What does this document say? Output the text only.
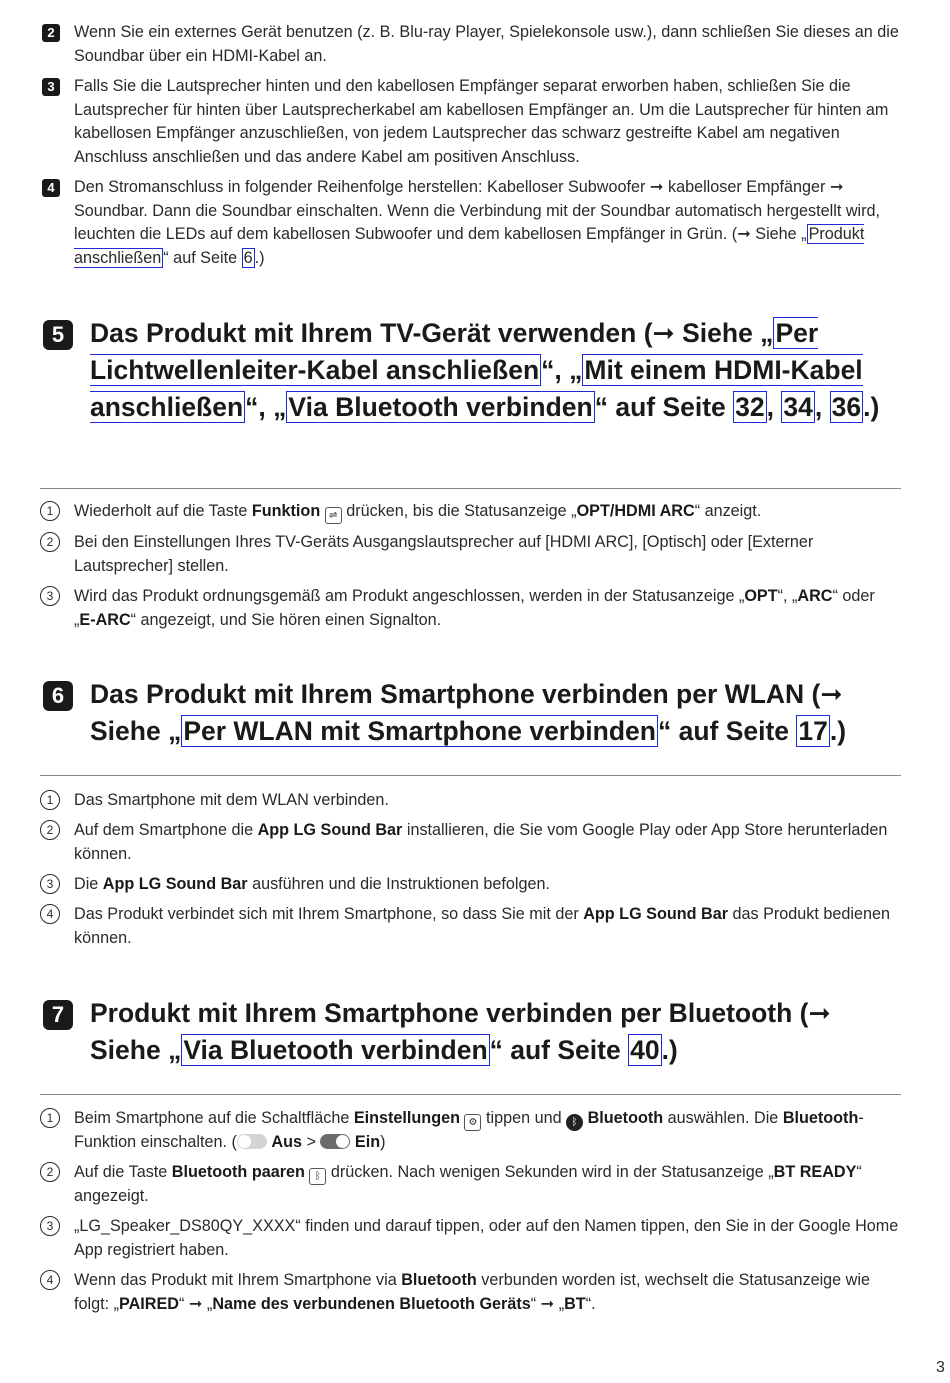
2	Wenn Sie ein externes Gerät benutzen (z. B. Blu-ray Player, Spielekonsole usw.), dann schließen Sie dieses an die Soundbar über ein HDMI-Kabel an.
3	Falls Sie die Lautsprecher hinten und den kabellosen Empfänger separat erworben haben, schließen Sie die Lautsprecher für hinten über Lautsprecherkabel am kabellosen Empfänger an. Um die Lautsprecher für hinten am kabellosen Empfänger anzuschließen, von jedem Lautsprecher das schwarz gestreifte Kabel am negativen Anschluss anschließen und das andere Kabel am positiven Anschluss.
4	Den Stromanschluss in folgender Reihenfolge herstellen: Kabelloser Subwoofer ➞ kabelloser Empfänger ➞ Soundbar. Dann die Soundbar einschalten. Wenn die Verbindung mit der Soundbar automatisch hergestellt wird, leuchten die LEDs auf dem kabellosen Subwoofer und dem kabellosen Empfänger in Grün. (➞ Siehe „ Produkt anschließen “ auf Seite 6 .)
5 Das Produkt mit Ihrem TV-Gerät verwenden (➞ Siehe „Per Lichtwellenleiter-Kabel anschließen“, „Mit einem HDMI-Kabel anschließen“, „Via Bluetooth verbinden“ auf Seite 32, 34, 36.)
1	Wiederholt auf die Taste Funktion ⇌ drücken, bis die Statusanzeige „OPT/HDMI ARC“ anzeigt.
2	Bei den Einstellungen Ihres TV-Geräts Ausgangslautsprecher auf [HDMI ARC], [Optisch] oder [Externer Lautsprecher] stellen.
3	Wird das Produkt ordnungsgemäß am Produkt angeschlossen, werden in der Statusanzeige „OPT“, „ARC“ oder „E-ARC“ angezeigt, und Sie hören einen Signalton.
6 Das Produkt mit Ihrem Smartphone verbinden per WLAN (➞ Siehe „Per WLAN mit Smartphone verbinden“ auf Seite 17.)
1	Das Smartphone mit dem WLAN verbinden.
2	Auf dem Smartphone die App LG Sound Bar installieren, die Sie vom Google Play oder App Store herunterladen können.
3	Die App LG Sound Bar ausführen und die Instruktionen befolgen.
4	Das Produkt verbindet sich mit Ihrem Smartphone, so dass Sie mit der App LG Sound Bar das Produkt bedienen können.
7 Produkt mit Ihrem Smartphone verbinden per Bluetooth (➞ Siehe „Via Bluetooth verbinden“ auf Seite 40.)
1	Beim Smartphone auf die Schaltfläche Einstellungen ⚙ tippen und ᛒ Bluetooth auswählen. Die Bluetooth-Funktion einschalten. ( Aus >  Ein)
2	Auf die Taste Bluetooth paaren ᛒ drücken. Nach wenigen Sekunden wird in der Statusanzeige „BT READY“ angezeigt.
3	„LG_Speaker_DS80QY_XXXX“ finden und darauf tippen, oder auf den Namen tippen, den Sie in der Google Home App registriert haben.
4	Wenn das Produkt mit Ihrem Smartphone via Bluetooth verbunden worden ist, wechselt die Statusanzeige wie folgt: „PAIRED“ ➞ „Name des verbundenen Bluetooth Geräts“ ➞ „BT“.
3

== == ==

(GIVEN REQUEST)
Which lines contain "Taste"? Show each of them.

(SOLUTION FOR THIS PROBLEM)
1	Wiederholt auf die Taste Funktion ⇌ drücken, bis die Statusanzeige „OPT/HDMI ARC“ anzeigt.
2	Auf die Taste Bluetooth paaren ᛒ drücken. Nach wenigen Sekunden wird in der Statusanzeige „BT READY“ angezeigt.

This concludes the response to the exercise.